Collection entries
· · · ·

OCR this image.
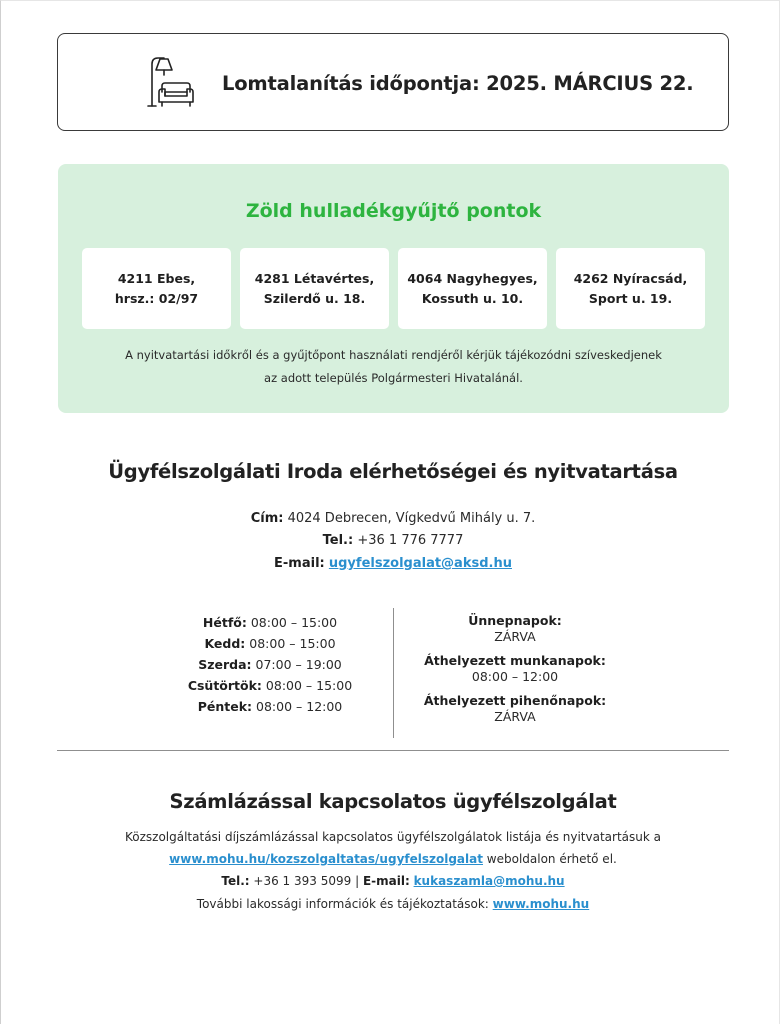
Lomtalanítás időpontja: 2025. MÁRCIUS 22.
Zöld hulladékgyűjtő pontok
4211 Ebes,
hrsz.: 02/97
4281 Létavértes,
Szilerdő u. 18.
4064 Nagyhegyes,
Kossuth u. 10.
4262 Nyíracsád,
Sport u. 19.
A nyitvatartási időkről és a gyűjtőpont használati rendjéről kérjük tájékozódni szíveskedjenek
az adott település Polgármesteri Hivatalánál.
Ügyfélszolgálati Iroda elérhetőségei és nyitvatartása
Cím: 4024 Debrecen, Vígkedvű Mihály u. 7.
Tel.: +36 1 776 7777
E-mail: ugyfelszolgalat@aksd.hu
Hétfő: 08:00 – 15:00
Kedd: 08:00 – 15:00
Szerda: 07:00 – 19:00
Csütörtök: 08:00 – 15:00
Péntek: 08:00 – 12:00
Ünnepnapok:
ZÁRVA
Áthelyezett munkanapok:
08:00 – 12:00
Áthelyezett pihenőnapok:
ZÁRVA
Számlázással kapcsolatos ügyfélszolgálat
Közszolgáltatási díjszámlázással kapcsolatos ügyfélszolgálatok listája és nyitvatartásuk a
www.mohu.hu/kozszolgaltatas/ugyfelszolgalat weboldalon érhető el.
Tel.: +36 1 393 5099 | E-mail: kukaszamla@mohu.hu
További lakossági információk és tájékoztatások: www.mohu.hu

· · · ·

◆ **Given request**: Pick out every line of the listing containing the word "mail", and show those lines.

◆ **Full output**:
E-mail: ugyfelszolgalat@aksd.hu
Tel.: +36 1 393 5099 | E-mail: kukaszamla@mohu.hu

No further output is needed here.